Pick out each line of the records in which the word "Love" appears.

• **Extracted records**
------------------------

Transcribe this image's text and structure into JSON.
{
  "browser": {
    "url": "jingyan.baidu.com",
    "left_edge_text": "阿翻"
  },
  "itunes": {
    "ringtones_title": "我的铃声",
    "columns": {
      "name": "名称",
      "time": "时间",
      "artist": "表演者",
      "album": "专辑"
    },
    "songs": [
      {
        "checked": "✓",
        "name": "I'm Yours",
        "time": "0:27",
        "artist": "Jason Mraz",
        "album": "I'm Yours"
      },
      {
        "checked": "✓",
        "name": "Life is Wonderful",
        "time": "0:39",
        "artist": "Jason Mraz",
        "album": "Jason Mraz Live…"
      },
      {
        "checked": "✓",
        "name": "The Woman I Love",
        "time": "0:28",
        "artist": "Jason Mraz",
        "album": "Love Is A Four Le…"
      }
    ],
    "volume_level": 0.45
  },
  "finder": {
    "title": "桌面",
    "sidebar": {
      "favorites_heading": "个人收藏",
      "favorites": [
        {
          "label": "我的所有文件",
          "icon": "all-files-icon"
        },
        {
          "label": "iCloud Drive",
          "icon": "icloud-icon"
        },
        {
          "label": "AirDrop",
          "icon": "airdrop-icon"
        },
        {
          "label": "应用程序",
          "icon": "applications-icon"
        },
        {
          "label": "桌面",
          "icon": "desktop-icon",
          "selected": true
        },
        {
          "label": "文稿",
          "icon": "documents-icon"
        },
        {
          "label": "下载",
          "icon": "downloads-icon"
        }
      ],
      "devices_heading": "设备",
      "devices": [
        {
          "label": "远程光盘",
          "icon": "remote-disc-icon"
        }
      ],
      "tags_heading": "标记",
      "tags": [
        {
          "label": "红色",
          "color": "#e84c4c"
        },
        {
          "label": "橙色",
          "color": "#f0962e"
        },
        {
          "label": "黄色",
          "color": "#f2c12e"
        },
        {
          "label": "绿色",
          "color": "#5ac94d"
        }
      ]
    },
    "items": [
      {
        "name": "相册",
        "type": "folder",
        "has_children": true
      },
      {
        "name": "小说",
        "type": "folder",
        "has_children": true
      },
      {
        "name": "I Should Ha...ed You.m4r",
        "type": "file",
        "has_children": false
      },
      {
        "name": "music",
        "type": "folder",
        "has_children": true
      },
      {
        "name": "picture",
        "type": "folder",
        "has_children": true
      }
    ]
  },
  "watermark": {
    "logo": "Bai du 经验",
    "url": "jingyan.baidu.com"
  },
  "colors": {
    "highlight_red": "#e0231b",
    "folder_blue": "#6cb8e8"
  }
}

------------------------

• **TASK OUTPUT**
        "name": "The Woman I Love",
        "album": "Love Is A Four Le…"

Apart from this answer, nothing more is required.